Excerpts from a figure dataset

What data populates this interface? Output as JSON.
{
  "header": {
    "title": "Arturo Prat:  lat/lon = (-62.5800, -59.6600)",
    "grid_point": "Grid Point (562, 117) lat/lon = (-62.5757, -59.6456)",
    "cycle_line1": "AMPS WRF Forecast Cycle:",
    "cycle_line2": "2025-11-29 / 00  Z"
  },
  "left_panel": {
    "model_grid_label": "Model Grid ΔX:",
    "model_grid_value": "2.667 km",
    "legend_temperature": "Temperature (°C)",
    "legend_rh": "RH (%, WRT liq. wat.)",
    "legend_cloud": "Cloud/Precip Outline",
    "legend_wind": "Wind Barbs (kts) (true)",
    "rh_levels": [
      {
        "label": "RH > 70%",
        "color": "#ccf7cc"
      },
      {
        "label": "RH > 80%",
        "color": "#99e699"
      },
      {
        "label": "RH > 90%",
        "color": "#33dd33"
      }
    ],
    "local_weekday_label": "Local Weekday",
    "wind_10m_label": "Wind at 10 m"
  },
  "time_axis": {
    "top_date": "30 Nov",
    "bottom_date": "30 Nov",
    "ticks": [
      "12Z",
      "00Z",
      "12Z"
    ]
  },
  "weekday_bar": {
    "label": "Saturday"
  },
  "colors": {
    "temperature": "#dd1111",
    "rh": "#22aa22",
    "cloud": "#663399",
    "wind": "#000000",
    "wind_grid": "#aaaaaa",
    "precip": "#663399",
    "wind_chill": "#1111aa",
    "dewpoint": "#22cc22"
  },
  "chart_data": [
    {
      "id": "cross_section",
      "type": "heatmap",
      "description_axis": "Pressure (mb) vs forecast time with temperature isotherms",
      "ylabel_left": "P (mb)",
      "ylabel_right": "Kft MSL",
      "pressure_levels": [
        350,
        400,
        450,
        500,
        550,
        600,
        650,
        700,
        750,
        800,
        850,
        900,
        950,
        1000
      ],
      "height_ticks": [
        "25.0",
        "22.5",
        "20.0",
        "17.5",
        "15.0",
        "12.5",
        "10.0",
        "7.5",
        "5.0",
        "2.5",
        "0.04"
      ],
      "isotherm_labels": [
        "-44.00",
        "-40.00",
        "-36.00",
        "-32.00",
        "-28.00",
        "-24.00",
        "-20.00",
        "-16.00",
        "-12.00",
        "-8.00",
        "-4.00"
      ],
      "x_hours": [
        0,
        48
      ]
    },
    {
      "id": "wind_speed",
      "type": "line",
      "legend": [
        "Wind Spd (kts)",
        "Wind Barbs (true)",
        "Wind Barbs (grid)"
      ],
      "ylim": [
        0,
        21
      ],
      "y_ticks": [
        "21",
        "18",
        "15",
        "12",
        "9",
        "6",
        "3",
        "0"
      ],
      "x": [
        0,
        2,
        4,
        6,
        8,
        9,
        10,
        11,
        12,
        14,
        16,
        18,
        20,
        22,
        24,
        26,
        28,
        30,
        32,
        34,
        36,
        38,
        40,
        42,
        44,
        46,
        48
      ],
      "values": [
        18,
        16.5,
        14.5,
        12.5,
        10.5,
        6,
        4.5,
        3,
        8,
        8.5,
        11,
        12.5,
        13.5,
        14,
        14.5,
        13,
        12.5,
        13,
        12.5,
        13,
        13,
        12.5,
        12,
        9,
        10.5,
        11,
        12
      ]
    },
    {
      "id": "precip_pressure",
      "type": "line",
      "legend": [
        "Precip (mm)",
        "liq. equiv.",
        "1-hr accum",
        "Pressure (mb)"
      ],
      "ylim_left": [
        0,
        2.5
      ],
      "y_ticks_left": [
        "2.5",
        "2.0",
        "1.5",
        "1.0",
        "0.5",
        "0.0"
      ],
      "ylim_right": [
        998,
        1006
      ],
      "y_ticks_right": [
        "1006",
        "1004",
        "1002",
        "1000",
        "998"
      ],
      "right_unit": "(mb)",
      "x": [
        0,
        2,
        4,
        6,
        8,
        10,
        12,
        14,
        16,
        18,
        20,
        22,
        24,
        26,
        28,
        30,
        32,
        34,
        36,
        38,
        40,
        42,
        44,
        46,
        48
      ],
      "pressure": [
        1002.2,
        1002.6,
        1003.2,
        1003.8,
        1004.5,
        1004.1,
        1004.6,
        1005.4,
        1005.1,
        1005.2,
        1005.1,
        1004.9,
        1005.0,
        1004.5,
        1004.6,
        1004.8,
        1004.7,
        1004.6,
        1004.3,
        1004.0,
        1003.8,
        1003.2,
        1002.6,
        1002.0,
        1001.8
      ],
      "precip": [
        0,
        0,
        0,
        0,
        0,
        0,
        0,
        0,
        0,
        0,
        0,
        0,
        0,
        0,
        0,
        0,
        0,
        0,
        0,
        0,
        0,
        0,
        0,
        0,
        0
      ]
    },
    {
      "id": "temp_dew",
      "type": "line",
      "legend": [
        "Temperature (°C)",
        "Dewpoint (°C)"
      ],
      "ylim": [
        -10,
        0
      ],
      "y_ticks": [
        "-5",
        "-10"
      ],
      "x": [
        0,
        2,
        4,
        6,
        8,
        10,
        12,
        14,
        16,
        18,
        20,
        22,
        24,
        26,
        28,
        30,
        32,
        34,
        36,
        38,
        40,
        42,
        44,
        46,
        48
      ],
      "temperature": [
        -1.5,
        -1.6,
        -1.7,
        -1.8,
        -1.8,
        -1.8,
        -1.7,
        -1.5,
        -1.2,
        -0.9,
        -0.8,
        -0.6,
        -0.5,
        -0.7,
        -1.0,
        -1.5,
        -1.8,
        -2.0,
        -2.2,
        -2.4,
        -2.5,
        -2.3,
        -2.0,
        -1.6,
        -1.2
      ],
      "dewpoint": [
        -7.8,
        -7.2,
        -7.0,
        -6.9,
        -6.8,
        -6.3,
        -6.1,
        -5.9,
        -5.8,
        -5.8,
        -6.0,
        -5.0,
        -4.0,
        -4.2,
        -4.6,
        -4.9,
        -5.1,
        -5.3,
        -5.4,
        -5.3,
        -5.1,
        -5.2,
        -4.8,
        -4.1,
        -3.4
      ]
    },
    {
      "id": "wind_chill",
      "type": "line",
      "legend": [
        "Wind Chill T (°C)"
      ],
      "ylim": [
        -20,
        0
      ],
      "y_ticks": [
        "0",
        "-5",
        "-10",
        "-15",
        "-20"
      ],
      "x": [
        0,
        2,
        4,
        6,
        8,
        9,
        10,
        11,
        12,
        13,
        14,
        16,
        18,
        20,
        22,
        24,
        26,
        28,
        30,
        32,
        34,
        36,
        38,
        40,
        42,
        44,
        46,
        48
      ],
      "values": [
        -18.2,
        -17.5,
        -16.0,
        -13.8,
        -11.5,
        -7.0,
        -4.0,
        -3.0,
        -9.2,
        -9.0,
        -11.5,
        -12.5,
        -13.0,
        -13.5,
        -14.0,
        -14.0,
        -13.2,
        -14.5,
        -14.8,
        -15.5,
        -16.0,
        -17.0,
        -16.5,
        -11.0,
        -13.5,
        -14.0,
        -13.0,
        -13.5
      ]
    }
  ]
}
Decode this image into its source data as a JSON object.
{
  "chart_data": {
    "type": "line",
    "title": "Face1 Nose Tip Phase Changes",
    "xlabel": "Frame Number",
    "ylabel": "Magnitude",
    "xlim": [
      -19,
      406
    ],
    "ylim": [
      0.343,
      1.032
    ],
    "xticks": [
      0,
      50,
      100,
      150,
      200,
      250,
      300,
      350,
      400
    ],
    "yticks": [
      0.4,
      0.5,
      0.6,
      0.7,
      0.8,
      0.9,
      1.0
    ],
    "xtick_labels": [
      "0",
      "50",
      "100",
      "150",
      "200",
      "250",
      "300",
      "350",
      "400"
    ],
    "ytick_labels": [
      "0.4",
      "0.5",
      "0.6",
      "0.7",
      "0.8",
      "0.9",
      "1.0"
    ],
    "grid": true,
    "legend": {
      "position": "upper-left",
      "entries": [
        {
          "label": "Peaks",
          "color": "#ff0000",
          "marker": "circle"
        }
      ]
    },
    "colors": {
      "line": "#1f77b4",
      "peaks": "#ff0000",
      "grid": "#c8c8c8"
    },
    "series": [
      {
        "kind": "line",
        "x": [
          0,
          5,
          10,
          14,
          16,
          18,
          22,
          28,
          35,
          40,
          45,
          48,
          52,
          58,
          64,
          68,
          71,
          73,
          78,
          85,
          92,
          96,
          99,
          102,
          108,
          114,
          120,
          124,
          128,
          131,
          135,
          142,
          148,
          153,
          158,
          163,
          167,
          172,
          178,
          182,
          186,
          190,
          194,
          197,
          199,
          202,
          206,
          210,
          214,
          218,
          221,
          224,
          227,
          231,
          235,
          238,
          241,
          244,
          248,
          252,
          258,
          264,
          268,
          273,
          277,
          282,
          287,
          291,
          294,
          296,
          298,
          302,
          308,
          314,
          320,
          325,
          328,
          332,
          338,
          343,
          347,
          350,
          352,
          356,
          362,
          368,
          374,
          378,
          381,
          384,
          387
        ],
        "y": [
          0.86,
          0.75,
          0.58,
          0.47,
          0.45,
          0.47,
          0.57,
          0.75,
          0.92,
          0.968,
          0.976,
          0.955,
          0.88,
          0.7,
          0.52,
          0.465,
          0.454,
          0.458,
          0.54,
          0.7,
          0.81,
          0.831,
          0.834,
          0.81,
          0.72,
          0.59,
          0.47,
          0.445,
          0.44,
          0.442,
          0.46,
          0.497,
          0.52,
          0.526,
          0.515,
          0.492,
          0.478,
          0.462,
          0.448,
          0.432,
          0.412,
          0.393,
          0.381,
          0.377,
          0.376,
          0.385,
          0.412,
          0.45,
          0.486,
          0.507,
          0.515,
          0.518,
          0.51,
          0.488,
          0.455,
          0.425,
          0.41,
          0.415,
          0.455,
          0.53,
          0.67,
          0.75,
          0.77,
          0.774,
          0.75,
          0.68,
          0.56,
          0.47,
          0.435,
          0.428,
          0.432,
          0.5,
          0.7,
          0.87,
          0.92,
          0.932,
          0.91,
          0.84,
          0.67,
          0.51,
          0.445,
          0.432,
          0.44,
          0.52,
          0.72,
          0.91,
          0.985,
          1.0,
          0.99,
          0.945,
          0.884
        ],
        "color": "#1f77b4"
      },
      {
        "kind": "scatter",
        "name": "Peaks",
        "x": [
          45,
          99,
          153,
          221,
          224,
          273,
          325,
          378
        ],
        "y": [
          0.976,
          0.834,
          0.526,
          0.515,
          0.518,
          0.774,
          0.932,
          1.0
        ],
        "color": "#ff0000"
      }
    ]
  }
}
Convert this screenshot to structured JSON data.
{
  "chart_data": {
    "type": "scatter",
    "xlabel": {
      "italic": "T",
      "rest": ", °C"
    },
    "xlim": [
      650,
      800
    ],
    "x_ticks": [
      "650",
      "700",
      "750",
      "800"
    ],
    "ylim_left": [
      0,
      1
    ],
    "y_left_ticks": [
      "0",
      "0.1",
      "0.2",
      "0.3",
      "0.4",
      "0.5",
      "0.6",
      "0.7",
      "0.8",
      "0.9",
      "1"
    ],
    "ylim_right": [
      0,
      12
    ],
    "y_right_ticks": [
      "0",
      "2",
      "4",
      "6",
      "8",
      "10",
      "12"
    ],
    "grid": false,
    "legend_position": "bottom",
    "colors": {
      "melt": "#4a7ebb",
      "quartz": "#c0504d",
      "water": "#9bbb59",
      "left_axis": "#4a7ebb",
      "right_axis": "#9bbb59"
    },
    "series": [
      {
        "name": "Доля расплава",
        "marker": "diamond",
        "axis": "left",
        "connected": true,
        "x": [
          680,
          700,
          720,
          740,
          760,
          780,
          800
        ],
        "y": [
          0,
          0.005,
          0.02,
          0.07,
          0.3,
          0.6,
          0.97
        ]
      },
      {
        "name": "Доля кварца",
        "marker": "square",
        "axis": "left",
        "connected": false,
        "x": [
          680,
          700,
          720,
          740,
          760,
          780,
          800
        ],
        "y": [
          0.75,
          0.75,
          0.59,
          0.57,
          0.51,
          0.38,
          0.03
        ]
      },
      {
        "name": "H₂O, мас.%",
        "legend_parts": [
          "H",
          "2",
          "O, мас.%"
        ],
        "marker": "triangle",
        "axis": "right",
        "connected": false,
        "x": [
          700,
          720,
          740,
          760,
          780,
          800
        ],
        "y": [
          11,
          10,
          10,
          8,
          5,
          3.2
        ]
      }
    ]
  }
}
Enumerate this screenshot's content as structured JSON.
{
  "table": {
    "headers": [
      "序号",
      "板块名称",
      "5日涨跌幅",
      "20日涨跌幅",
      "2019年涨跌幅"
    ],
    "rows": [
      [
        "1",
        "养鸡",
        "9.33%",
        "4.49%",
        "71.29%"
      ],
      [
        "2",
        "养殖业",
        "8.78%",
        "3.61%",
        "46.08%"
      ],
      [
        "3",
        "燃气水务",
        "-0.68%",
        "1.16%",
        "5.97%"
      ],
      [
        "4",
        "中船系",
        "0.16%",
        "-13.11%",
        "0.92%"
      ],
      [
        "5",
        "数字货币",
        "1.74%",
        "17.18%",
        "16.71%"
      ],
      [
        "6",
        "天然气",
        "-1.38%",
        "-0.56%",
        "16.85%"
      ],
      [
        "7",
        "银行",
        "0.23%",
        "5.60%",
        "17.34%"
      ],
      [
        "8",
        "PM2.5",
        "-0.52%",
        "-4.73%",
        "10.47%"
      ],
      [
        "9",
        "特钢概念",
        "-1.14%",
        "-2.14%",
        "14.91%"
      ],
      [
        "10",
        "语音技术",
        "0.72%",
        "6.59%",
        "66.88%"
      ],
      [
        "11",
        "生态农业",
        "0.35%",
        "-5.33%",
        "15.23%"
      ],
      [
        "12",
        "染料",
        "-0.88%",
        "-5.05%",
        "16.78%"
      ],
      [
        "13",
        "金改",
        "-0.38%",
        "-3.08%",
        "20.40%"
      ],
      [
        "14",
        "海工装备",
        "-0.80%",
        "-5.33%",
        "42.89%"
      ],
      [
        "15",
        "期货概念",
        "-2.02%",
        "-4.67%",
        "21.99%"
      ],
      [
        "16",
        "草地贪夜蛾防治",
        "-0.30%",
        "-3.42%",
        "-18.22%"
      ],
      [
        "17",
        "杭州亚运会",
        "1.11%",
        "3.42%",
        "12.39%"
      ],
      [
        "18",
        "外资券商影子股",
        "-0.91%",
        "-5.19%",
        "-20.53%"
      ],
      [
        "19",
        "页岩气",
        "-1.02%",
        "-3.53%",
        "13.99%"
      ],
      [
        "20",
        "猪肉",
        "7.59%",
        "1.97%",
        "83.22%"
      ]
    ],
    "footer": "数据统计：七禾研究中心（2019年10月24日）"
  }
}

### Problem to solve
Copy each line containing the word "screenshot" from the data.

### Problem solution
Convert this screenshot to structured JSON data.
Enumerate this screenshot's content as structured JSON.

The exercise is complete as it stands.